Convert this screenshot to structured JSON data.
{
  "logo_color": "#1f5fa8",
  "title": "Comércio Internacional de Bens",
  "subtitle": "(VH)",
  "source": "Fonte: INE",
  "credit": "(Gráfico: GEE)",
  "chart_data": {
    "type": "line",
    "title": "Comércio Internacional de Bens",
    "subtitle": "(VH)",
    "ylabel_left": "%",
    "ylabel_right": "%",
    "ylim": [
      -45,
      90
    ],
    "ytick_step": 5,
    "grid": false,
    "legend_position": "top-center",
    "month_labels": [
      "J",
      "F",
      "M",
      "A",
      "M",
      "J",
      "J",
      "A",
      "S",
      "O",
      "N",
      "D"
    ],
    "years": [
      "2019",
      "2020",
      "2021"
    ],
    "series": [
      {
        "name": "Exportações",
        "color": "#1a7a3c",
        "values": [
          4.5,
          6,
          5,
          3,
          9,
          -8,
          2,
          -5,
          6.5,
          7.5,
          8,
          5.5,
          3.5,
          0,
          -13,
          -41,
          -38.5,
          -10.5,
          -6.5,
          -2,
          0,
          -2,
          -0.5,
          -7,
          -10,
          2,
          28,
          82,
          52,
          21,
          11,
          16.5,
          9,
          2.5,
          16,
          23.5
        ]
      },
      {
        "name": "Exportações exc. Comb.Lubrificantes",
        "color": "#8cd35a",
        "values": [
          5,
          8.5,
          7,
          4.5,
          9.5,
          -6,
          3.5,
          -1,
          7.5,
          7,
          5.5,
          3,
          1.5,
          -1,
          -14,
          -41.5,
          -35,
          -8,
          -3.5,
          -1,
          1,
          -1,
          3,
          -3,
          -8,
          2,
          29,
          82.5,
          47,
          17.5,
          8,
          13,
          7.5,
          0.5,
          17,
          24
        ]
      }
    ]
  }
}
##########
■ Set exercise
Your task is to output the full set of records exactly as presented.

■ Expected answer
Convert this screenshot to structured JSON data.
{
  "logo_color": "#1f5fa8",
  "title": "Comércio Internacional de Bens",
  "subtitle": "(VH)",
  "source": "Fonte: INE",
  "credit": "(Gráfico: GEE)",
  "chart_data": {
    "type": "line",
    "title": "Comércio Internacional de Bens",
    "subtitle": "(VH)",
    "ylabel_left": "%",
    "ylabel_right": "%",
    "ylim": [
      -45,
      90
    ],
    "ytick_step": 5,
    "grid": false,
    "legend_position": "top-center",
    "month_labels": [
      "J",
      "F",
      "M",
      "A",
      "M",
      "J",
      "J",
      "A",
      "S",
      "O",
      "N",
      "D"
    ],
    "years": [
      "2019",
      "2020",
      "2021"
    ],
    "series": [
      {
        "name": "Exportações",
        "color": "#1a7a3c",
        "values": [
          4.5,
          6,
          5,
          3,
          9,
          -8,
          2,
          -5,
          6.5,
          7.5,
          8,
          5.5,
          3.5,
          0,
          -13,
          -41,
          -38.5,
          -10.5,
          -6.5,
          -2,
          0,
          -2,
          -0.5,
          -7,
          -10,
          2,
          28,
          82,
          52,
          21,
          11,
          16.5,
          9,
          2.5,
          16,
          23.5
        ]
      },
      {
        "name": "Exportações exc. Comb.Lubrificantes",
        "color": "#8cd35a",
        "values": [
          5,
          8.5,
          7,
          4.5,
          9.5,
          -6,
          3.5,
          -1,
          7.5,
          7,
          5.5,
          3,
          1.5,
          -1,
          -14,
          -41.5,
          -35,
          -8,
          -3.5,
          -1,
          1,
          -1,
          3,
          -3,
          -8,
          2,
          29,
          82.5,
          47,
          17.5,
          8,
          13,
          7.5,
          0.5,
          17,
          24
        ]
      }
    ]
  }
}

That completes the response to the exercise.